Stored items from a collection

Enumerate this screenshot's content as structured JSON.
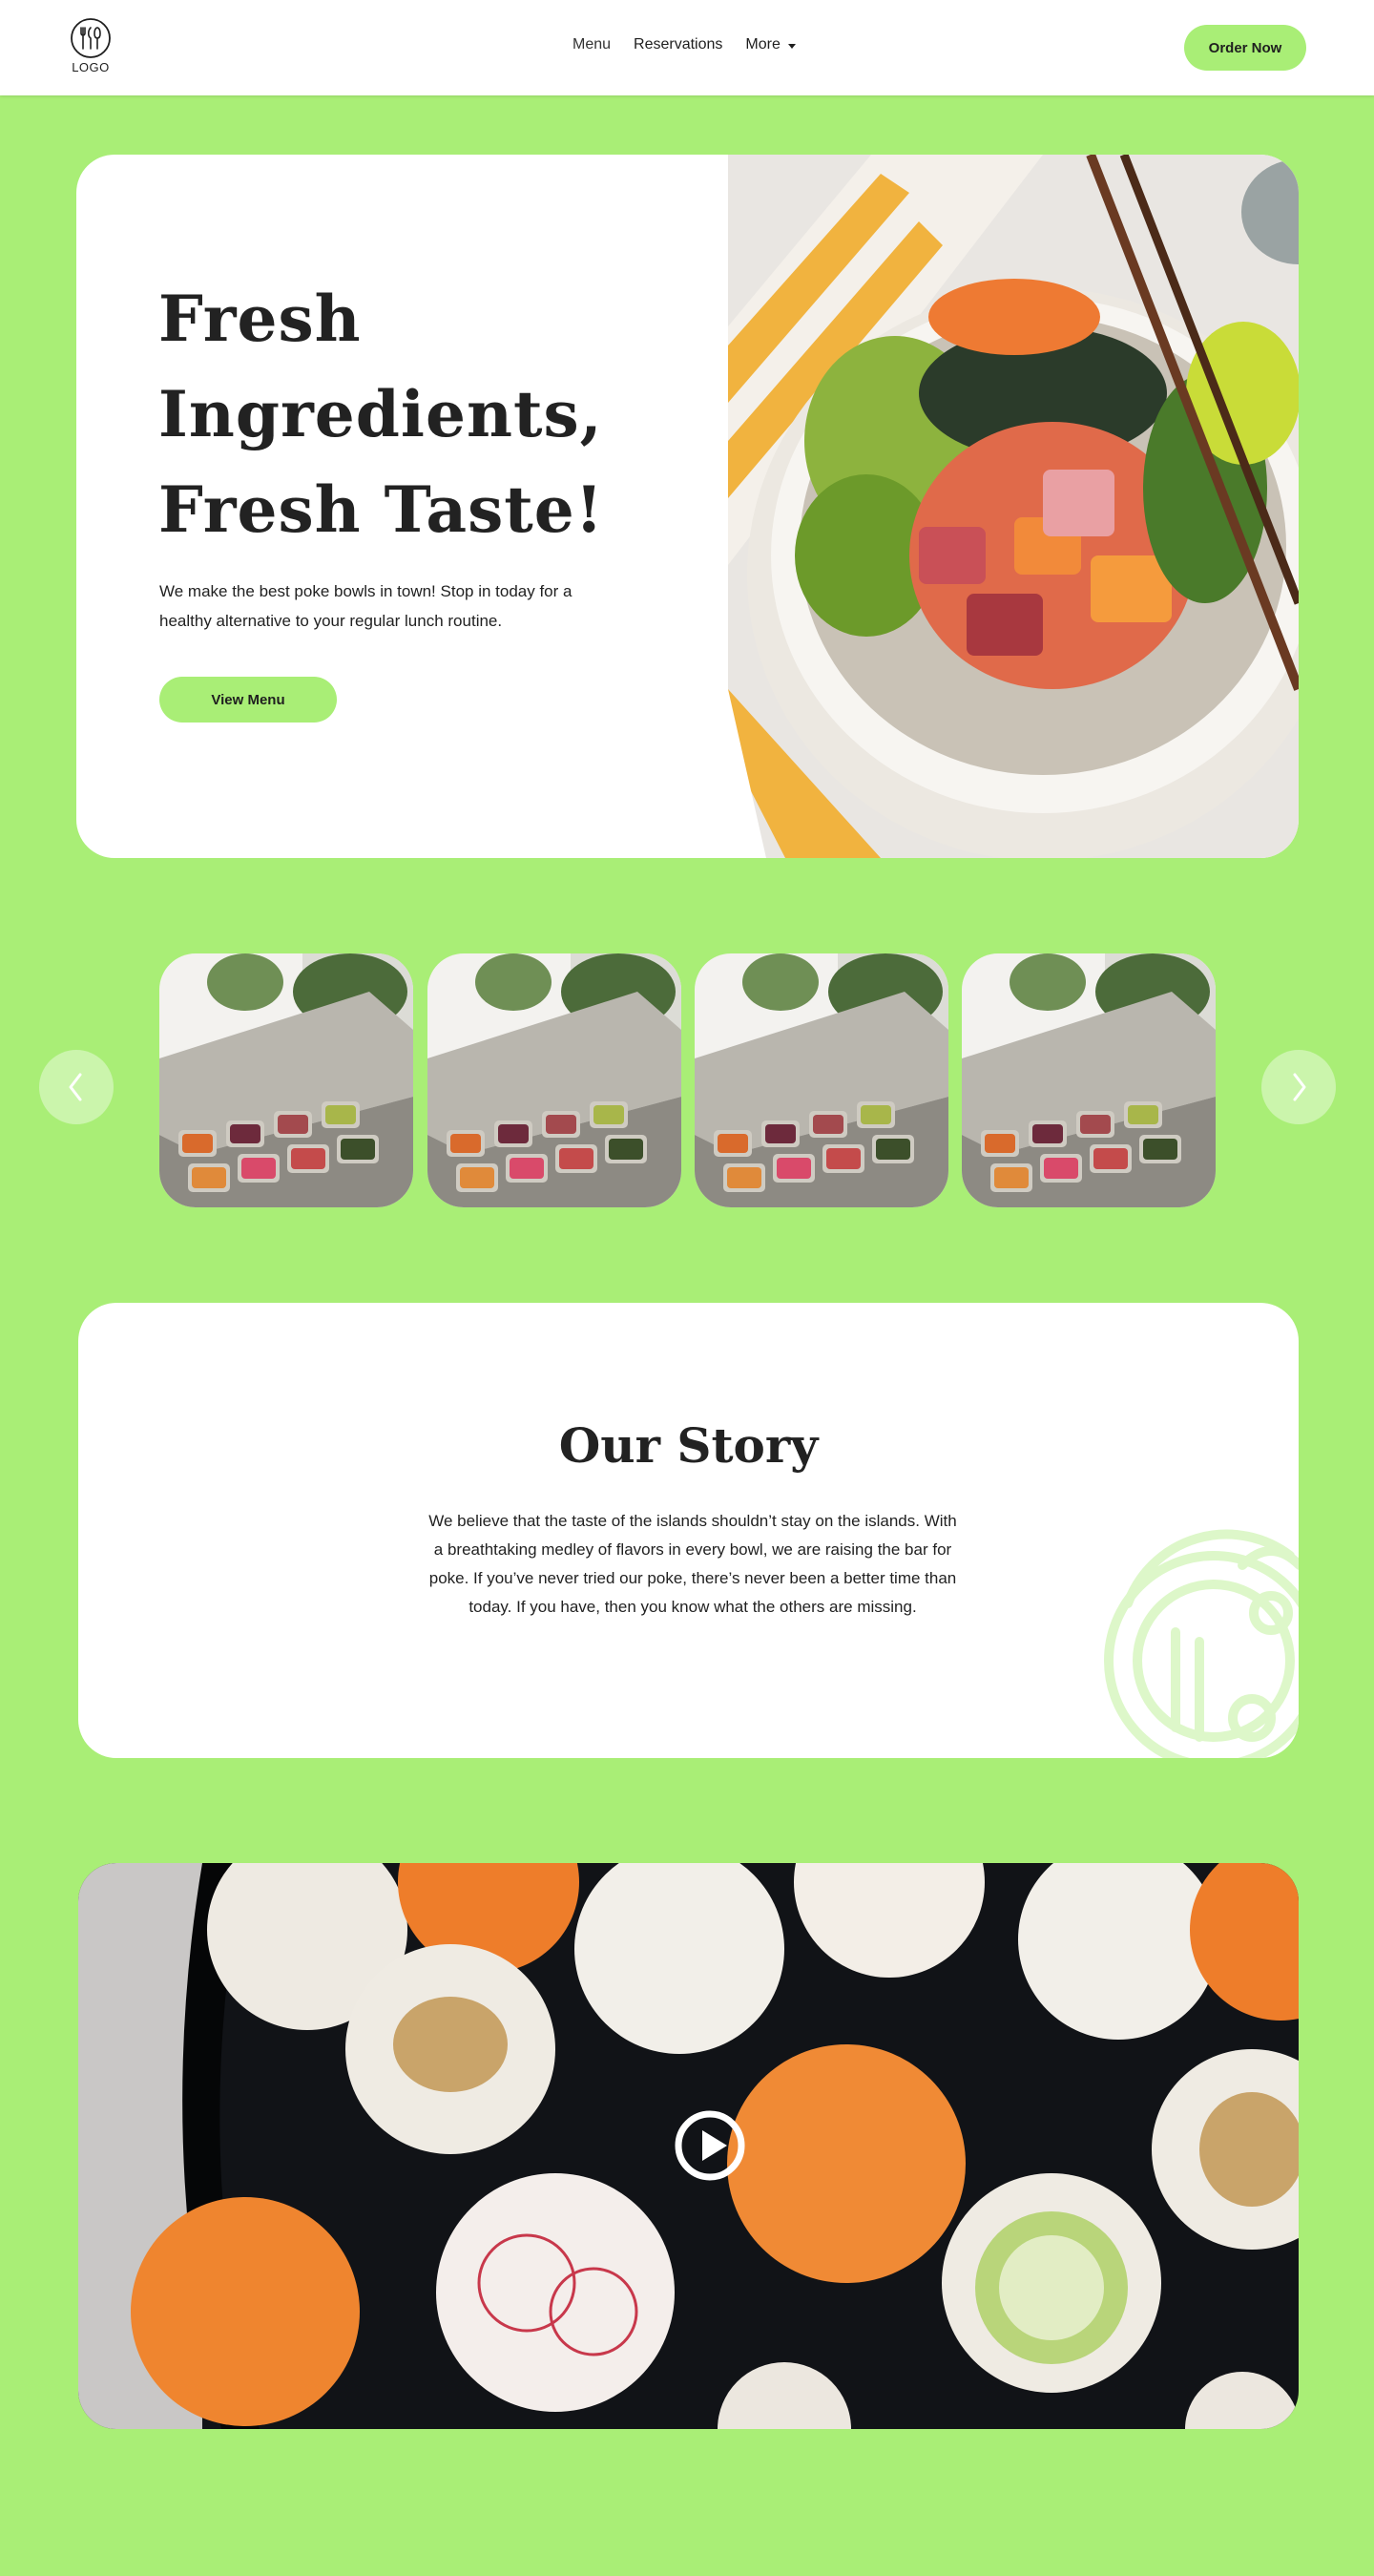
{
  "header": {
    "logo_text": "LOGO",
    "nav": {
      "menu": "Menu",
      "reservations": "Reservations",
      "more": "More"
    },
    "order_button": "Order Now"
  },
  "hero": {
    "title_lines": [
      "Fresh",
      "Ingredients,",
      "Fresh Taste!"
    ],
    "text_lines": [
      "We make the best poke bowls in town! Stop in today for a",
      "healthy alternative to your regular lunch routine."
    ],
    "button": "View Menu"
  },
  "gallery": {
    "item_count": 4,
    "prev_icon": "chevron-left-icon",
    "next_icon": "chevron-right-icon"
  },
  "story": {
    "title": "Our Story",
    "text_lines": [
      "We believe that the taste of the islands shouldn’t stay on the islands. With",
      "a breathtaking medley of flavors in every bowl, we are raising the bar for",
      "poke. If you’ve never tried our poke, there’s never been a better time than",
      "today. If you have, then you know what the others are missing."
    ]
  },
  "video": {
    "play_icon": "play-icon"
  },
  "colors": {
    "brand_green": "#a9ee76",
    "card_white": "#ffffff",
    "text_dark": "#1f1f1f"
  }
}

▶ _The exercise_
Note how many lines in the listing above hold the string "chevron", then give only that figure.

▶ _Solution_
2